# [Article]
## start

It’s the one thing I know how to make in the kitchen besides rice crispie treats—sushi.
It sounds surprising, for who is willing to create such an intricate delicacy at home, and who would possess the know-how? I’ve often been asked how I learned to do this. Did I take a class? Did someone teach me? The answer is, I learned the way we all learn everything: through observation, imitation, and trial and error.
I observe the sushi chefs, first and foremost. At the majority of Japanese restaurants, you can grab a seat at the sushi bar and watch how the rolls are, well, rolled. If you don’t want to risk making the sushi masters uncomfortable by standing up to gain a full view of their stations, you can usually still see the action through the refrigerated glass display cases of fish. While making nigiri, the chefs normally mold the rice cubes and shape the slices of fish against them with bare hands raised high above the level of the glass cases, so from wherever you’re seated you can get a clear shot of this visual learning lesson.
It is in this manner that I learned how to scissor the sheets of seaweed down the middle, as most sushi places will use only half a sheet. The rice gets applied to the matte, not shiny, side of the nori; then it’s usually rolled inside-out (meaning with the rice on the outside) with the stuffing on the inside. Rolling them the other way around produces super-ultra-mega-skinny rolls, good for making traditional tekka (tuna) or kappa (cucumber) maki, but it also means you must add less rice and leave a blank ridge on the nori with which to seal the roll. When it comes to rolling fatter maki with heavier fillers like softshell crab, then the seaweed-and-rice wrap gets rolled from the narrower side.
It helps to be overly inquisitive and unafraid to ask. Dirty looks and language barriers don’t dissuade me from hounding the harried chefs, who invariably ask if I’m a spy for another restaurant or if I own my own restaurant, thereby explaining my efforts to leech their wisdom.

## end

# [What you are asked to do]
Please continue the piece on learning to make sushi at home, starting after its final sentence.

# [Dataset records]
## start

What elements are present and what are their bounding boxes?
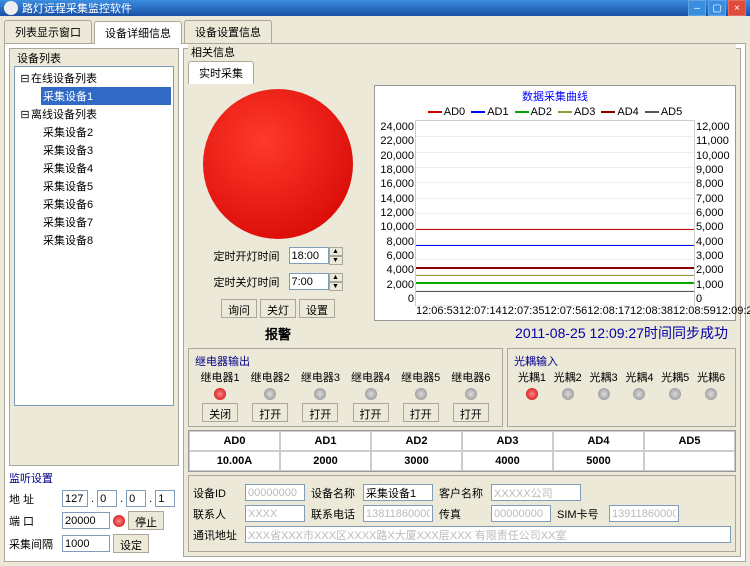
time-set-button[interactable]: 设置 — [299, 299, 335, 318]
minimize-button[interactable]: – — [688, 0, 706, 16]
tree-item[interactable]: 采集设备6 — [41, 195, 171, 213]
dev-fax[interactable] — [491, 505, 551, 522]
dev-name[interactable] — [363, 484, 433, 501]
addr-2[interactable] — [126, 490, 146, 507]
stop-button[interactable]: 停止 — [128, 511, 164, 530]
set-button[interactable]: 设定 — [113, 534, 149, 553]
query-button[interactable]: 询问 — [221, 299, 257, 318]
tree-item[interactable]: 采集设备7 — [41, 213, 171, 231]
status-lamp-icon — [113, 515, 125, 527]
addr-1[interactable] — [97, 490, 117, 507]
ad-table: AD0AD1AD2AD3AD4AD510.00A2000300040005000 — [188, 430, 736, 472]
main-tabs: 列表显示窗口 设备详细信息 设备设置信息 — [4, 20, 746, 43]
opto-lamp-icon — [705, 388, 717, 400]
port-input[interactable] — [62, 512, 110, 529]
maximize-button[interactable]: ▢ — [708, 0, 726, 16]
status-circle-icon — [203, 89, 353, 239]
alarm-label: 报警 — [261, 322, 295, 345]
status-line: 2011-08-25 12:09:27时间同步成功 — [374, 321, 736, 345]
tab-list[interactable]: 列表显示窗口 — [4, 20, 92, 43]
dev-cust[interactable] — [491, 484, 581, 501]
on-time-input[interactable] — [289, 247, 329, 264]
close-button[interactable]: × — [728, 0, 746, 16]
relay-lamp-icon — [214, 388, 226, 400]
relay-button[interactable]: 打开 — [353, 403, 389, 422]
tree-item[interactable]: 采集设备8 — [41, 231, 171, 249]
off-time-input[interactable] — [289, 273, 329, 290]
chart-title: 数据采集曲线 — [375, 86, 735, 106]
tree-item[interactable]: 采集设备3 — [41, 141, 171, 159]
relay-lamp-icon — [365, 388, 377, 400]
relay-button[interactable]: 打开 — [453, 403, 489, 422]
relay-lamp-icon — [314, 388, 326, 400]
interval-input[interactable] — [62, 535, 110, 552]
relay-lamp-icon — [415, 388, 427, 400]
tab-detail[interactable]: 设备详细信息 — [94, 21, 182, 44]
opto-lamp-icon — [526, 388, 538, 400]
off-time-up[interactable]: ▲ — [329, 273, 343, 282]
chart: 数据采集曲线 AD0AD1AD2AD3AD4AD5 24,00022,00020… — [374, 85, 736, 321]
tree-selected[interactable]: 采集设备1 — [41, 87, 171, 105]
dev-id[interactable] — [245, 484, 305, 501]
relay-button[interactable]: 打开 — [403, 403, 439, 422]
window-title: 路灯远程采集监控软件 — [22, 0, 688, 16]
relay-button[interactable]: 关闭 — [202, 403, 238, 422]
opto-lamp-icon — [598, 388, 610, 400]
tree-item[interactable]: 采集设备4 — [41, 159, 171, 177]
tree-item[interactable]: 采集设备2 — [41, 123, 171, 141]
relay-lamp-icon — [465, 388, 477, 400]
relay-button[interactable]: 打开 — [252, 403, 288, 422]
off-time-down[interactable]: ▼ — [329, 282, 343, 291]
relay-lamp-icon — [264, 388, 276, 400]
app-icon — [4, 1, 18, 15]
dev-phone[interactable] — [363, 505, 433, 522]
opto-lamp-icon — [669, 388, 681, 400]
tab-settings[interactable]: 设备设置信息 — [184, 20, 272, 43]
tab-realtime[interactable]: 实时采集 — [188, 61, 254, 84]
info-title: 相关信息 — [188, 44, 736, 60]
tree-item[interactable]: 采集设备5 — [41, 177, 171, 195]
addr-3[interactable] — [155, 490, 175, 507]
device-list-title: 设备列表 — [14, 50, 64, 66]
device-tree[interactable]: ⊟在线设备列表 采集设备1 ⊟离线设备列表 采集设备2采集设备3采集设备4采集设… — [14, 66, 174, 406]
turnoff-button[interactable]: 关灯 — [260, 299, 296, 318]
addr-0[interactable] — [62, 490, 88, 507]
dev-contact[interactable] — [245, 505, 305, 522]
dev-sim[interactable] — [609, 505, 679, 522]
opto-lamp-icon — [633, 388, 645, 400]
relay-button[interactable]: 打开 — [302, 403, 338, 422]
on-time-up[interactable]: ▲ — [329, 247, 343, 256]
titlebar: 路灯远程采集监控软件 – ▢ × — [0, 0, 750, 16]
opto-lamp-icon — [562, 388, 574, 400]
listen-title: 监听设置 — [9, 470, 179, 486]
on-time-down[interactable]: ▼ — [329, 256, 343, 265]
dev-addr[interactable] — [245, 526, 731, 543]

## end

# [Output for this task]
“No, I’m a critic,” I reply, “and I just love sushi.” Then I take photos of their food-art and they fancy I’m not so much a spy as a fanatic. Or just a plain weirdo.
Everything else I learned through osmosis—which sauces go with which fish? What accompaniments enhance the flavor of a certain sauce? Through regular dining experience and personal preference, I gleaned, for example, that garlic is amazing when mixed with ponzu sauce, and that Sri Racha hot sauce married with Japanese mayonnaise produces a toned-down, orange-colored spicy dressing. Add chili flakes, chili oil, or masago to that at your own discretion.
My first endeavor with making sushi occasioned at the tail end of 2004, when I went home from the Mitsuwa market with bagfuls of the works—everything from snow crab and pickled radish, to rice and sheets of seaweed. With the advice of the stock gal, I decided to cheat my way through what I still believe is the hardest part of constructing sushi: flavoring the rice. She sold me on the idea of sprinkling a certain white seasoning mix known as Tamanoi Sushinoko on the rice, which would probably be ingenious if it weren’t so lazy and wrong…and this resulted in a grand first attempt with sourish dry rice (tasty though it was with its high MSG content).
Later, I experimented with my own blendings of vinegar, sugar and salt, and enlisted the help of friends who suggested that I cook the rice with kombu, a dried seaweed often used for flavoring in Japanese cuisine, and incorporate a sweet rice wine known as Mirin.
I still have not perfected the rice in my perfectionistic opinion, but I can build some good-looking sushi in maki, temaki and nigiri form.
Recently, I held another sushi-making party, swamping a friend’s kitchen and dining area with all the messes that come with making a meal at home. Somehow, in the midst of drunken debauchery and a little dog that kept swarming around my feet, some amazing sushi (as well as some fine friendship moments) were formed, if I may say so myself….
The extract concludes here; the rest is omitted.